Look through the data for the string "millones". Copy every line where it is found.

* MATERIAL PROVIDED
◇ ◇ ◇ ◇ ◇
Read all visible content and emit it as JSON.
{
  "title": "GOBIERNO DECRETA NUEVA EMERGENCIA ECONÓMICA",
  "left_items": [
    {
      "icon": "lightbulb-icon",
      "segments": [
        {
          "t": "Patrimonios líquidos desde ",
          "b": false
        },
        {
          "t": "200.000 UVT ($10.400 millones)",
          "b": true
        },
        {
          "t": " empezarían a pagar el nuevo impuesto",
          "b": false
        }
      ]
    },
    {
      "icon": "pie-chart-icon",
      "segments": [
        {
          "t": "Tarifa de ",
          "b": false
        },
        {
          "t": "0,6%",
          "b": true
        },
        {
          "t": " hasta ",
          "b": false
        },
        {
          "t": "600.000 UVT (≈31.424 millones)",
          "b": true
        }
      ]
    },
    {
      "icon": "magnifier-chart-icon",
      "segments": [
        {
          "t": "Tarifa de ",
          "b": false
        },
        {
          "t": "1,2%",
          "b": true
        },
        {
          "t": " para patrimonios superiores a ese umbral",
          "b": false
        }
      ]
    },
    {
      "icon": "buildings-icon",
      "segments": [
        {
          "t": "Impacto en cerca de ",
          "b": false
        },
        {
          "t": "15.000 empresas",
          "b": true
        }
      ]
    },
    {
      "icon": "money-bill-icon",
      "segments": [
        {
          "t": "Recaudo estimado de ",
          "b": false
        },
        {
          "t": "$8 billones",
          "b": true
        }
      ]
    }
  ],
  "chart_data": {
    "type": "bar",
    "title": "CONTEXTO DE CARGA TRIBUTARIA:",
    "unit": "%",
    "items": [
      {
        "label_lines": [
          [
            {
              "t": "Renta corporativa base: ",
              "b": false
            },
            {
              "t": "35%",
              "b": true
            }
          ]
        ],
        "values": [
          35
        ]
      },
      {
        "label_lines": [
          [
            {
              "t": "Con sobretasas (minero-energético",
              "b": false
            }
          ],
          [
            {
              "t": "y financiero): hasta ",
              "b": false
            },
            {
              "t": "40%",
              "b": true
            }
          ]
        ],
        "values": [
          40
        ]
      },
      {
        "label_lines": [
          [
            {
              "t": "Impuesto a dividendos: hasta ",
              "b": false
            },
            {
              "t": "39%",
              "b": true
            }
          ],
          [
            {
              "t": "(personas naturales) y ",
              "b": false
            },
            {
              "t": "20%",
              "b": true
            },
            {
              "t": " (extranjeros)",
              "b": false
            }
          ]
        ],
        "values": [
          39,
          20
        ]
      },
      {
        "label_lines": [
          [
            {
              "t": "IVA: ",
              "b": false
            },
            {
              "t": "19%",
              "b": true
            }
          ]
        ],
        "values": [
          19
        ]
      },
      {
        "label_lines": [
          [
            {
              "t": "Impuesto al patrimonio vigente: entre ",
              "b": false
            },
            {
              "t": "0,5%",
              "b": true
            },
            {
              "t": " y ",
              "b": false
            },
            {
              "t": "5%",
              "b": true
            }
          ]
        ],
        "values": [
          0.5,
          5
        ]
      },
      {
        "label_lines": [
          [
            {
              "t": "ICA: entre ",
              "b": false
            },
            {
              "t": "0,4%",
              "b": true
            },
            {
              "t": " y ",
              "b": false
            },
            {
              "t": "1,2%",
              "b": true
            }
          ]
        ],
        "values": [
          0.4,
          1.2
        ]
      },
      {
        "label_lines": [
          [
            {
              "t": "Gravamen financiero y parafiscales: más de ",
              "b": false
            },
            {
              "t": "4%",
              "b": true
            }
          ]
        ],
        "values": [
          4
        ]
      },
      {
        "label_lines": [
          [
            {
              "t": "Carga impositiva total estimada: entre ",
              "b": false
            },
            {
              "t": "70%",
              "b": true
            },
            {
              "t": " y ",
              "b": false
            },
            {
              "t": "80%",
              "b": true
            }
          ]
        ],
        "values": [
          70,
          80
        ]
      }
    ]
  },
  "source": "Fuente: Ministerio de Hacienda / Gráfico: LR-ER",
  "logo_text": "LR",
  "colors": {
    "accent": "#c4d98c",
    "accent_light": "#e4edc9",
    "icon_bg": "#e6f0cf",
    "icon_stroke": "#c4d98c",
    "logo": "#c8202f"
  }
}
◇ ◇ ◇ ◇ ◇
* OUTPUT OF THE TASK
          "t": "200.000 UVT ($10.400 millones)",
          "t": "600.000 UVT (≈31.424 millones)",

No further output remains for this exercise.